##### DOCUMENT PASSAGE

# Nostalgia Stock Cars



## Tjettom (Jan 1, 2008)

Hello all....I am sending this link to a photo page that my friend Tim Mc Donough put together of some of my work.
Thanks for taking a look see...Hope it opens ok!
Tjettom

http://www.tim.mcdonough.net/tjet_tom.html


----------



## Dragula (Jun 27, 2003)

VERY cool!!!!
DRAGjet


----------



## JordanZ870 (Nov 25, 2004)

Beautiful Cars! :thumbsup: They are perfect!
Thanks for the link!


----------



## Bill Hall (Jan 6, 2007)

Inspiring!
Thanx for sharing!


----------



## 1976Cordoba (Sep 20, 2000)

Excellent! :thumbsup::thumbsup::thumbsup:


----------



## tjd241 (Jan 25, 2004)

*Awesome...*

Some of the best Weekend Warriors I've ever seen. I also like the fact that you race on skinnies too (warms the heart). There is one thing wrong with your link though... NEEDS MORE PICS !!!! ... _I bookmarked this one right away... thanks for sharing it_ :thumbsup::thumbsup: nd


----------



## roadrner (Jul 21, 1999)

Still drooling! Great lookers. :thumbsup::thumbsup::thumbsup: rr


----------



## tomhocars (Oct 19, 2005)

##########

▶ STATED EXERCISE A: Translate this sentence from the forum thread about nostalgia stock cars into Spanish: "I also like the fact that you race on skinnies too (warms the heart)."
The forum thread and the rows that follow it come from unrelated sources.

##### SUPPLIED ENTRIES

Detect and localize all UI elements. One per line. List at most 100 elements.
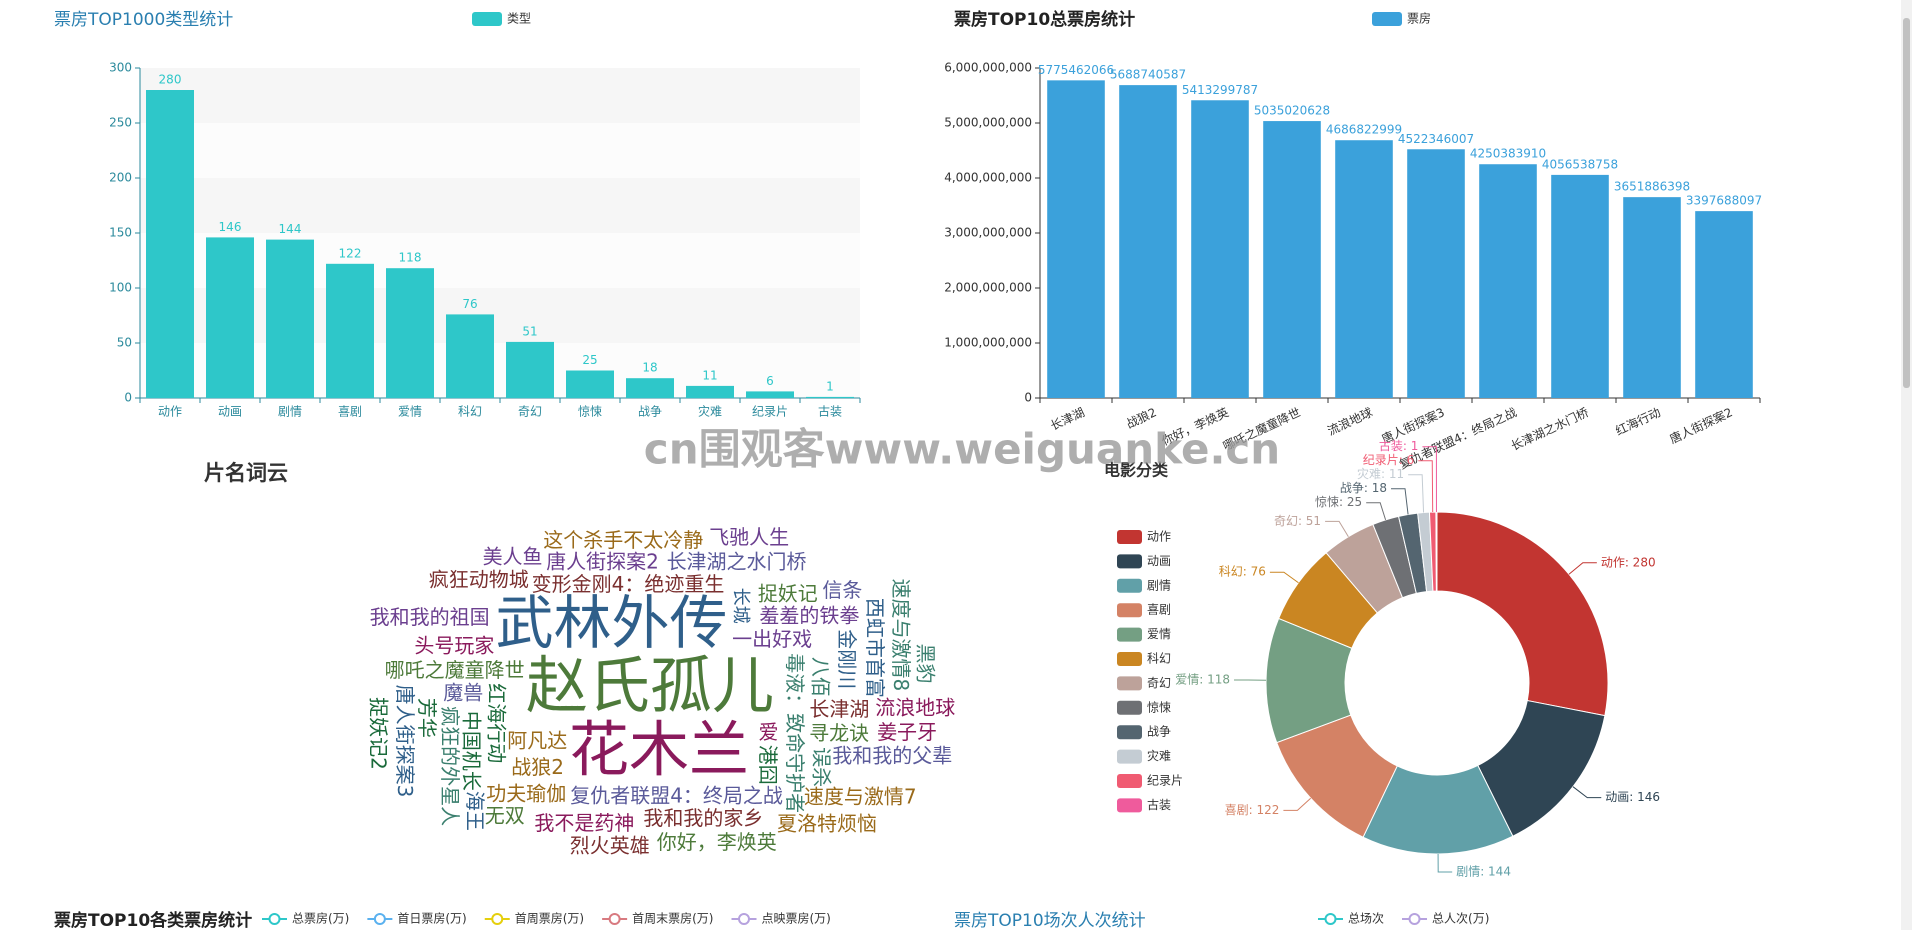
word: 我和我的祖国 — [370, 605, 490, 629]
bar — [566, 370, 614, 398]
legend-swatch — [1117, 627, 1142, 642]
value-label: 3651886398 — [1614, 180, 1690, 194]
word: 烈火英雄 — [570, 834, 650, 858]
legend-swatch — [1117, 652, 1142, 666]
pie-slice — [1435, 511, 1438, 592]
value-label: 5035020628 — [1254, 104, 1330, 118]
label-line — [1437, 853, 1453, 873]
legend-dot — [268, 913, 281, 925]
bar — [326, 263, 374, 398]
y-tick-label: 5,000,000,000 — [944, 116, 1032, 130]
scrollbar-track — [1901, 0, 1912, 930]
bar — [626, 378, 674, 398]
bar — [1479, 164, 1537, 398]
legend-dot — [1408, 913, 1421, 925]
legend-dot — [373, 913, 386, 925]
value-label: 11 — [702, 368, 717, 382]
legend-swatch — [1117, 554, 1142, 569]
bar — [1047, 80, 1105, 399]
word: 海王 — [463, 791, 487, 831]
value-label: 76 — [462, 297, 477, 311]
chart-title: 票房TOP10场次人次统计 — [954, 911, 1146, 930]
legend-label: 类型 — [507, 12, 531, 26]
chart-title: 票房TOP10总票房统计 — [954, 9, 1135, 30]
split-area — [140, 123, 860, 178]
slice-label: 科幻: 76 — [1219, 565, 1266, 579]
label-line — [1366, 502, 1387, 521]
x-tick-label: 剧情 — [278, 405, 302, 419]
bar — [1695, 211, 1753, 398]
value-label: 280 — [159, 73, 182, 87]
x-tick-label: 复仇者联盟4：终局之战 — [1397, 404, 1519, 472]
word: 你好，李焕英 — [657, 830, 777, 854]
legend-swatch — [1117, 725, 1142, 740]
legend-swatch — [1117, 700, 1142, 715]
chart-title: 票房TOP10各类票房统计 — [54, 910, 252, 930]
value-label: 4522346007 — [1398, 132, 1474, 146]
word: 速度与激情7 — [804, 784, 917, 808]
bar — [686, 385, 734, 398]
word: 中国机长 — [460, 711, 484, 791]
word: 复仇者联盟4：终局之战 — [570, 784, 783, 808]
bar — [1623, 197, 1681, 398]
word: 金刚川 — [835, 629, 859, 689]
word: 寻龙诀 — [809, 721, 869, 745]
legend-label: 总场次 — [1348, 912, 1384, 926]
legend-label: 点映票房(万) — [762, 911, 831, 926]
legend-label: 奇幻 — [1147, 676, 1171, 690]
split-area — [140, 343, 860, 398]
value-label: 5413299787 — [1182, 83, 1258, 97]
slice-label: 纪录片: 6 — [1363, 453, 1415, 467]
slice-label: 喜剧: 122 — [1225, 803, 1280, 817]
value-label: 3397688097 — [1686, 194, 1762, 208]
label-line — [1572, 786, 1602, 799]
word: 无双 — [485, 803, 525, 827]
slice-label: 灾难: 11 — [1357, 466, 1404, 481]
bar — [386, 268, 434, 398]
word: 姜子牙 — [877, 720, 937, 744]
scrollbar-thumb[interactable] — [1903, 18, 1910, 388]
bar — [1119, 85, 1177, 399]
legend-swatch — [1117, 749, 1142, 764]
word: 变形金刚4：绝迹重生 — [532, 572, 725, 596]
y-tick-label: 1,000,000,000 — [944, 336, 1032, 350]
x-tick-label: 古装 — [818, 404, 842, 419]
y-tick-label: 300 — [109, 61, 132, 75]
word: 疯狂的外星人 — [438, 706, 462, 826]
legend-swatch — [1117, 578, 1142, 593]
legend-label: 动作 — [1147, 530, 1171, 544]
legend-label: 动画 — [1147, 554, 1171, 568]
pie-slice — [1436, 511, 1609, 717]
y-tick-label: 6,000,000,000 — [944, 61, 1032, 75]
legend-label: 灾难 — [1147, 748, 1171, 763]
split-area — [140, 233, 860, 288]
legend-swatch — [1117, 676, 1142, 691]
word: 信条 — [822, 578, 862, 602]
x-tick-label: 动作 — [158, 405, 182, 419]
slice-label: 动作: 280 — [1601, 555, 1656, 569]
bar — [1407, 149, 1465, 398]
value-label: 1 — [826, 379, 834, 393]
slice-label: 剧情: 144 — [1456, 864, 1511, 878]
bar — [146, 90, 194, 398]
word: 捉妖记 — [758, 582, 818, 606]
label-line — [1422, 446, 1437, 513]
legend-swatch — [1372, 12, 1402, 26]
chart-title: 电影分类 — [1104, 461, 1169, 480]
x-tick-label: 科幻 — [458, 405, 482, 419]
value-label: 51 — [522, 324, 537, 338]
legend-label: 战争 — [1147, 725, 1171, 739]
word: 速度与激情8 — [889, 578, 913, 691]
legend-label: 古装 — [1147, 797, 1171, 812]
watermark: cn围观客www.weiguanke.cn — [644, 425, 1280, 474]
split-area — [140, 288, 860, 343]
x-tick-label: 长津湖之水门桥 — [1508, 404, 1590, 453]
label-line — [1283, 797, 1312, 811]
word: 我不是药神 — [534, 811, 634, 835]
legend-swatch — [1117, 530, 1142, 544]
word: 爱 — [759, 720, 779, 744]
word: 魔兽 — [443, 680, 483, 704]
label-line — [1408, 474, 1425, 513]
legend-label: 喜剧 — [1147, 603, 1171, 617]
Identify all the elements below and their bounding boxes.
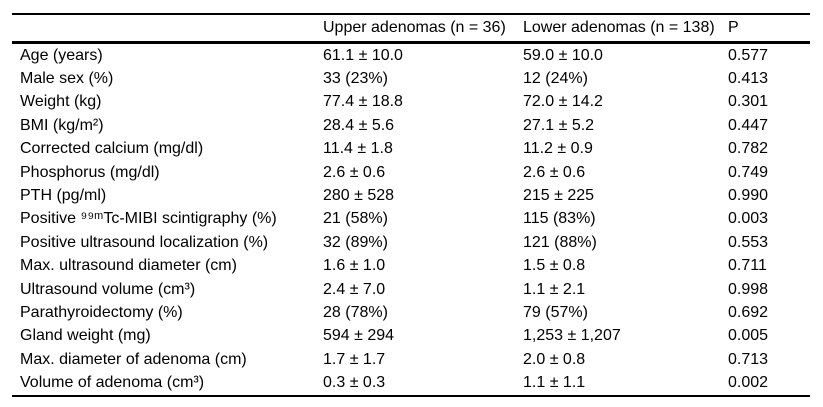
upper-value: 0.3 ± 0.3 [323,374,386,392]
p-value: 0.998 [728,280,769,298]
row-label: Phosphorus (mg/dl) [20,163,160,181]
upper-value: 32 (89%) [323,233,388,251]
p-value: 0.553 [728,233,769,251]
table-row: Corrected calcium (mg/dl) 11.4 ± 1.8 11.… [12,138,810,161]
upper-value: 280 ± 528 [323,187,395,205]
row-label: Max. diameter of adenoma (cm) [20,350,247,368]
upper-value: 28 (78%) [323,303,388,321]
column-header-blank [12,14,323,44]
table-row: Ultrasound volume (cm³) 2.4 ± 7.0 1.1 ± … [12,278,810,301]
lower-value: 215 ± 225 [523,187,595,205]
p-value: 0.301 [728,93,769,111]
row-label: PTH (pg/ml) [20,187,107,205]
row-label: Corrected calcium (mg/dl) [20,140,204,158]
table-row: Parathyroidectomy (%) 28 (78%) 79 (57%) … [12,301,810,324]
p-value: 0.577 [728,46,769,64]
upper-value: 594 ± 294 [323,327,395,345]
row-label: Positive ultrasound localization (%) [20,233,269,251]
row-label: Positive ⁹⁹ᵐTc-MIBI scintigraphy (%) [20,210,277,228]
table-row: Max. diameter of adenoma (cm) 1.7 ± 1.7 … [12,348,810,371]
upper-value: 28.4 ± 5.6 [323,116,395,134]
table-row: Max. ultrasound diameter (cm) 1.6 ± 1.0 … [12,255,810,278]
lower-value: 2.0 ± 0.8 [523,350,586,368]
p-value: 0.413 [728,70,769,88]
lower-value: 72.0 ± 14.2 [523,93,603,111]
p-value: 0.782 [728,140,769,158]
p-value: 0.713 [728,350,769,368]
lower-value: 59.0 ± 10.0 [523,46,603,64]
p-value: 0.002 [728,374,769,392]
column-header-upper-adenomas: Upper adenomas (n = 36) [323,14,523,44]
column-header-p: P [728,14,810,44]
lower-value: 1,253 ± 1,207 [523,327,621,345]
row-label: Parathyroidectomy (%) [20,303,183,321]
adenoma-comparison-table: Upper adenomas (n = 36) Lower adenomas (… [12,13,810,397]
table-row: Volume of adenoma (cm³) 0.3 ± 0.3 1.1 ± … [12,371,810,395]
header-row: Upper adenomas (n = 36) Lower adenomas (… [12,14,810,44]
lower-value: 1.1 ± 1.1 [523,374,586,392]
row-label: Male sex (%) [20,70,114,88]
table-row: Positive ⁹⁹ᵐTc-MIBI scintigraphy (%) 21 … [12,208,810,231]
lower-value: 2.6 ± 0.6 [523,163,586,181]
table-row: Phosphorus (mg/dl) 2.6 ± 0.6 2.6 ± 0.6 0… [12,161,810,184]
row-label: Ultrasound volume (cm³) [20,280,196,298]
p-value: 0.749 [728,163,769,181]
lower-value: 1.1 ± 2.1 [523,280,586,298]
upper-value: 2.6 ± 0.6 [323,163,386,181]
p-value: 0.003 [728,210,769,228]
table-row: Male sex (%) 33 (23%) 12 (24%) 0.413 [12,67,810,90]
upper-value: 33 (23%) [323,70,388,88]
table-row: Gland weight (mg) 594 ± 294 1,253 ± 1,20… [12,325,810,348]
p-value: 0.711 [728,257,767,275]
lower-value: 12 (24%) [523,70,588,88]
table-row: Weight (kg) 77.4 ± 18.8 72.0 ± 14.2 0.30… [12,91,810,114]
p-value: 0.447 [728,116,769,134]
upper-value: 1.7 ± 1.7 [323,350,386,368]
row-label: Max. ultrasound diameter (cm) [20,257,237,275]
table-row: BMI (kg/m²) 28.4 ± 5.6 27.1 ± 5.2 0.447 [12,114,810,137]
lower-value: 11.2 ± 0.9 [523,140,593,158]
upper-value: 21 (58%) [323,210,388,228]
row-label: Gland weight (mg) [20,327,151,345]
lower-value: 121 (88%) [523,233,597,251]
p-value: 0.692 [728,303,769,321]
upper-value: 61.1 ± 10.0 [323,46,403,64]
upper-value: 77.4 ± 18.8 [323,93,403,111]
lower-value: 27.1 ± 5.2 [523,116,595,134]
row-label: Weight (kg) [20,93,102,111]
table-row: Age (years) 61.1 ± 10.0 59.0 ± 10.0 0.57… [12,43,810,68]
row-label: Age (years) [20,46,103,64]
table-row: PTH (pg/ml) 280 ± 528 215 ± 225 0.990 [12,184,810,207]
lower-value: 115 (83%) [523,210,596,228]
row-label: BMI (kg/m²) [20,116,104,134]
p-value: 0.005 [728,327,769,345]
upper-value: 2.4 ± 7.0 [323,280,386,298]
p-value: 0.990 [728,187,769,205]
lower-value: 79 (57%) [523,303,588,321]
row-label: Volume of adenoma (cm³) [20,374,205,392]
upper-value: 11.4 ± 1.8 [323,140,393,158]
upper-value: 1.6 ± 1.0 [323,257,386,275]
column-header-lower-adenomas: Lower adenomas (n = 138) [523,14,728,44]
lower-value: 1.5 ± 0.8 [523,257,586,275]
table-row: Positive ultrasound localization (%) 32 … [12,231,810,254]
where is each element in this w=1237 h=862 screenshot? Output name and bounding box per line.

##########

▶ STATED EXERCISE B: Reproduce word for word the part of the rows that opens with the row containing "word: 我和我的祖国 — [370, 605, 490, 629]" and closes with the row containing "legend-swatch — [1117, 652, 1142, 666]", including both of those rows.

▶ FULL RESPONSE A: Además, me gusta que también corras con neumáticos delgados (reconforta el corazón).

▶ FULL RESPONSE B:
word: 我和我的祖国 — [370, 605, 490, 629]
bar — [566, 370, 614, 398]
legend-swatch — [1117, 627, 1142, 642]
value-label: 3651886398 — [1614, 180, 1690, 194]
word: 烈火英雄 — [570, 834, 650, 858]
legend-swatch — [1117, 652, 1142, 666]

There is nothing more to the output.